§ WHAT IS NEEDED
Where a line in the listing contains the string "Constantinvs", copy that line out.
— start RAW RECORDS —
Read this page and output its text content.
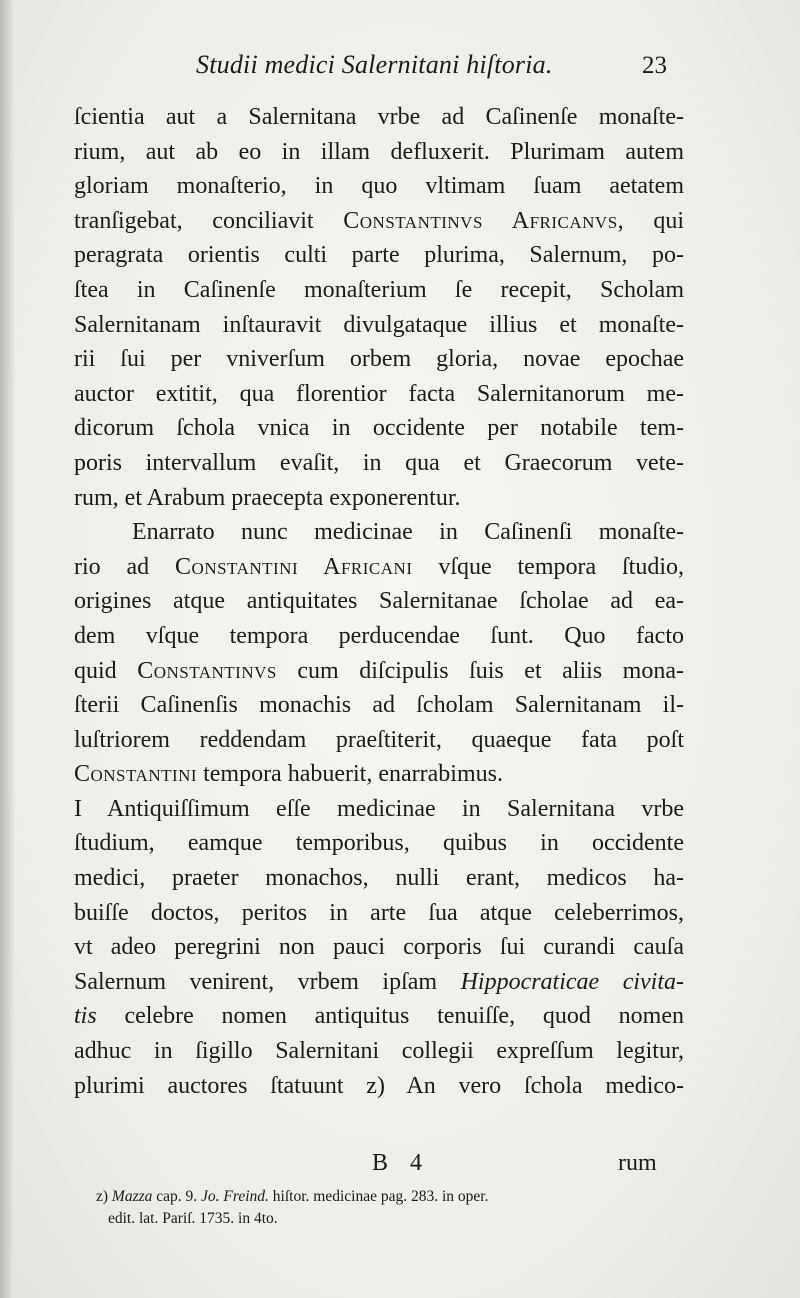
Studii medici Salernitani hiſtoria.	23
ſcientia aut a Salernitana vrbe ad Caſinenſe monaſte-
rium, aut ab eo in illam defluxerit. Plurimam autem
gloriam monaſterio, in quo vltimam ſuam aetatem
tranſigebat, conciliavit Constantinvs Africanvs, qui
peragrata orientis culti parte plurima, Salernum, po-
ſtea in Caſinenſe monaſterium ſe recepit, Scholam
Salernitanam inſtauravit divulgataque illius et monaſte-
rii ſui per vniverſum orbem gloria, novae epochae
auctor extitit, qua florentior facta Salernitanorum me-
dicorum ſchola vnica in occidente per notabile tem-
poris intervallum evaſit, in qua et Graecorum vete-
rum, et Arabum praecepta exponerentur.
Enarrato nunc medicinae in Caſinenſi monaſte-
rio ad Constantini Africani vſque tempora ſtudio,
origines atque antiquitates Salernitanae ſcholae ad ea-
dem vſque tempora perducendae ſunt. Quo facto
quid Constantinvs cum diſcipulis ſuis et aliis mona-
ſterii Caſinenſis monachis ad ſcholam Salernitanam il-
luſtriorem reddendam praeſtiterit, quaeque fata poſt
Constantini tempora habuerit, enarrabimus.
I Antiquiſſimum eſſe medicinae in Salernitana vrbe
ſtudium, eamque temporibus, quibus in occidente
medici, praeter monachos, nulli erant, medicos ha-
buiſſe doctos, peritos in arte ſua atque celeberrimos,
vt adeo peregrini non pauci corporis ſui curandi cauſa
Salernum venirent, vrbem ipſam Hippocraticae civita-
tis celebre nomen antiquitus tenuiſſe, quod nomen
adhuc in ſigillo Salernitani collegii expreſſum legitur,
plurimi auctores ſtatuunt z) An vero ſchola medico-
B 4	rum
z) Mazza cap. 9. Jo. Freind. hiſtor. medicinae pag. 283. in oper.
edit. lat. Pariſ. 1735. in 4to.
— end RAW RECORDS —
§ SOLUTION FOR THIS TASK
tranſigebat, conciliavit Constantinvs Africanvs, qui
quid Constantinvs cum diſcipulis ſuis et aliis mona-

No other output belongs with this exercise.